*What the exercise asks*.
Give the records back in full, exactly as they read.

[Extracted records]
○ ○ ○ ○ ○ ○ ○
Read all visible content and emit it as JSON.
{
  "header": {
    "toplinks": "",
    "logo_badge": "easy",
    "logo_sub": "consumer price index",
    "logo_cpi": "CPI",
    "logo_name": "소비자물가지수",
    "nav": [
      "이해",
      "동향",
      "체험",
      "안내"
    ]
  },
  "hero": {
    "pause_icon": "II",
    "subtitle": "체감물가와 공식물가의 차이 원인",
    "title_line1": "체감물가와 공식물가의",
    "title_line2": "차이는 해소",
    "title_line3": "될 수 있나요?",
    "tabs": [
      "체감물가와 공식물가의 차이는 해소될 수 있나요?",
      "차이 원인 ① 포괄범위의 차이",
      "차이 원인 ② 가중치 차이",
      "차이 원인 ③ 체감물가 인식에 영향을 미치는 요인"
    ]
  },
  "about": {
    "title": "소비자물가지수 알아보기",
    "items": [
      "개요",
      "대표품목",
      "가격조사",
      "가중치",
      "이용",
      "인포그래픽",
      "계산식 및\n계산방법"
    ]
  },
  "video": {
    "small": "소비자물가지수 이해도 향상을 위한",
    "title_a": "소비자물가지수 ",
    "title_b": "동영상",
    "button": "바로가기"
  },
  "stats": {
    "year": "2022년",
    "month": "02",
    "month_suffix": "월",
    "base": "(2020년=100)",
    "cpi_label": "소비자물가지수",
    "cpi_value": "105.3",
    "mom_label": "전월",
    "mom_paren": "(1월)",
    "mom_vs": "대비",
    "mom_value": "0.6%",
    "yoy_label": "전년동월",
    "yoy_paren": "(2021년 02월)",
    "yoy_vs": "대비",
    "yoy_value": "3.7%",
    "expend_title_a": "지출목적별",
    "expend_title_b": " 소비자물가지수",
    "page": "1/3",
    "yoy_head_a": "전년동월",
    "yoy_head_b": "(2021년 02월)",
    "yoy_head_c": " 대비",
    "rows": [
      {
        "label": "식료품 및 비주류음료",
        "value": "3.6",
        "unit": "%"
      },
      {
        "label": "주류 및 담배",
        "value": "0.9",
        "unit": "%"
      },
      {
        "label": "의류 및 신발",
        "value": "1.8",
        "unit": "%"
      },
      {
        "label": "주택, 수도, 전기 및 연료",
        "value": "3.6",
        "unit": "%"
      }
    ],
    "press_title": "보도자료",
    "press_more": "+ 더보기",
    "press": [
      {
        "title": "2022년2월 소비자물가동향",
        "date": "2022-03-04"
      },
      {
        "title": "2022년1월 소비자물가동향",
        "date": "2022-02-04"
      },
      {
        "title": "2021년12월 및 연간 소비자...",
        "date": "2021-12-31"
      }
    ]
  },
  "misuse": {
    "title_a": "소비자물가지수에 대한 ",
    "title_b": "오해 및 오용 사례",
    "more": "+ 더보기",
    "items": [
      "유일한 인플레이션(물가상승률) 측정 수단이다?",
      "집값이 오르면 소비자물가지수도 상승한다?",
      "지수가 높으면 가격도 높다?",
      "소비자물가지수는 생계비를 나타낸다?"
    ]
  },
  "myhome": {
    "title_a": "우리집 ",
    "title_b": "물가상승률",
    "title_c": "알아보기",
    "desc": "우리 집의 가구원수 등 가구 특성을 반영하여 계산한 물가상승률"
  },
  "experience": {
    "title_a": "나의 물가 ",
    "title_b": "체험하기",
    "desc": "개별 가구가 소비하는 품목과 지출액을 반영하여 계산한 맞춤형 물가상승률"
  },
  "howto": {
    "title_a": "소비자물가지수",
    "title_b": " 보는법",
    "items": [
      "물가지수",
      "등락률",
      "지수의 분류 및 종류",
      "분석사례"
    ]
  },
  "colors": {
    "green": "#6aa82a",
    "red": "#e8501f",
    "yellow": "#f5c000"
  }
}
○ ○ ○ ○ ○ ○ ○
*Final result*.
Read all visible content and emit it as JSON.
{
  "header": {
    "toplinks": "",
    "logo_badge": "easy",
    "logo_sub": "consumer price index",
    "logo_cpi": "CPI",
    "logo_name": "소비자물가지수",
    "nav": [
      "이해",
      "동향",
      "체험",
      "안내"
    ]
  },
  "hero": {
    "pause_icon": "II",
    "subtitle": "체감물가와 공식물가의 차이 원인",
    "title_line1": "체감물가와 공식물가의",
    "title_line2": "차이는 해소",
    "title_line3": "될 수 있나요?",
    "tabs": [
      "체감물가와 공식물가의 차이는 해소될 수 있나요?",
      "차이 원인 ① 포괄범위의 차이",
      "차이 원인 ② 가중치 차이",
      "차이 원인 ③ 체감물가 인식에 영향을 미치는 요인"
    ]
  },
  "about": {
    "title": "소비자물가지수 알아보기",
    "items": [
      "개요",
      "대표품목",
      "가격조사",
      "가중치",
      "이용",
      "인포그래픽",
      "계산식 및\n계산방법"
    ]
  },
  "video": {
    "small": "소비자물가지수 이해도 향상을 위한",
    "title_a": "소비자물가지수 ",
    "title_b": "동영상",
    "button": "바로가기"
  },
  "stats": {
    "year": "2022년",
    "month": "02",
    "month_suffix": "월",
    "base": "(2020년=100)",
    "cpi_label": "소비자물가지수",
    "cpi_value": "105.3",
    "mom_label": "전월",
    "mom_paren": "(1월)",
    "mom_vs": "대비",
    "mom_value": "0.6%",
    "yoy_label": "전년동월",
    "yoy_paren": "(2021년 02월)",
    "yoy_vs": "대비",
    "yoy_value": "3.7%",
    "expend_title_a": "지출목적별",
    "expend_title_b": " 소비자물가지수",
    "page": "1/3",
    "yoy_head_a": "전년동월",
    "yoy_head_b": "(2021년 02월)",
    "yoy_head_c": " 대비",
    "rows": [
      {
        "label": "식료품 및 비주류음료",
        "value": "3.6",
        "unit": "%"
      },
      {
        "label": "주류 및 담배",
        "value": "0.9",
        "unit": "%"
      },
      {
        "label": "의류 및 신발",
        "value": "1.8",
        "unit": "%"
      },
      {
        "label": "주택, 수도, 전기 및 연료",
        "value": "3.6",
        "unit": "%"
      }
    ],
    "press_title": "보도자료",
    "press_more": "+ 더보기",
    "press": [
      {
        "title": "2022년2월 소비자물가동향",
        "date": "2022-03-04"
      },
      {
        "title": "2022년1월 소비자물가동향",
        "date": "2022-02-04"
      },
      {
        "title": "2021년12월 및 연간 소비자...",
        "date": "2021-12-31"
      }
    ]
  },
  "misuse": {
    "title_a": "소비자물가지수에 대한 ",
    "title_b": "오해 및 오용 사례",
    "more": "+ 더보기",
    "items": [
      "유일한 인플레이션(물가상승률) 측정 수단이다?",
      "집값이 오르면 소비자물가지수도 상승한다?",
      "지수가 높으면 가격도 높다?",
      "소비자물가지수는 생계비를 나타낸다?"
    ]
  },
  "myhome": {
    "title_a": "우리집 ",
    "title_b": "물가상승률",
    "title_c": "알아보기",
    "desc": "우리 집의 가구원수 등 가구 특성을 반영하여 계산한 물가상승률"
  },
  "experience": {
    "title_a": "나의 물가 ",
    "title_b": "체험하기",
    "desc": "개별 가구가 소비하는 품목과 지출액을 반영하여 계산한 맞춤형 물가상승률"
  },
  "howto": {
    "title_a": "소비자물가지수",
    "title_b": " 보는법",
    "items": [
      "물가지수",
      "등락률",
      "지수의 분류 및 종류",
      "분석사례"
    ]
  },
  "colors": {
    "green": "#6aa82a",
    "red": "#e8501f",
    "yellow": "#f5c000"
  }
}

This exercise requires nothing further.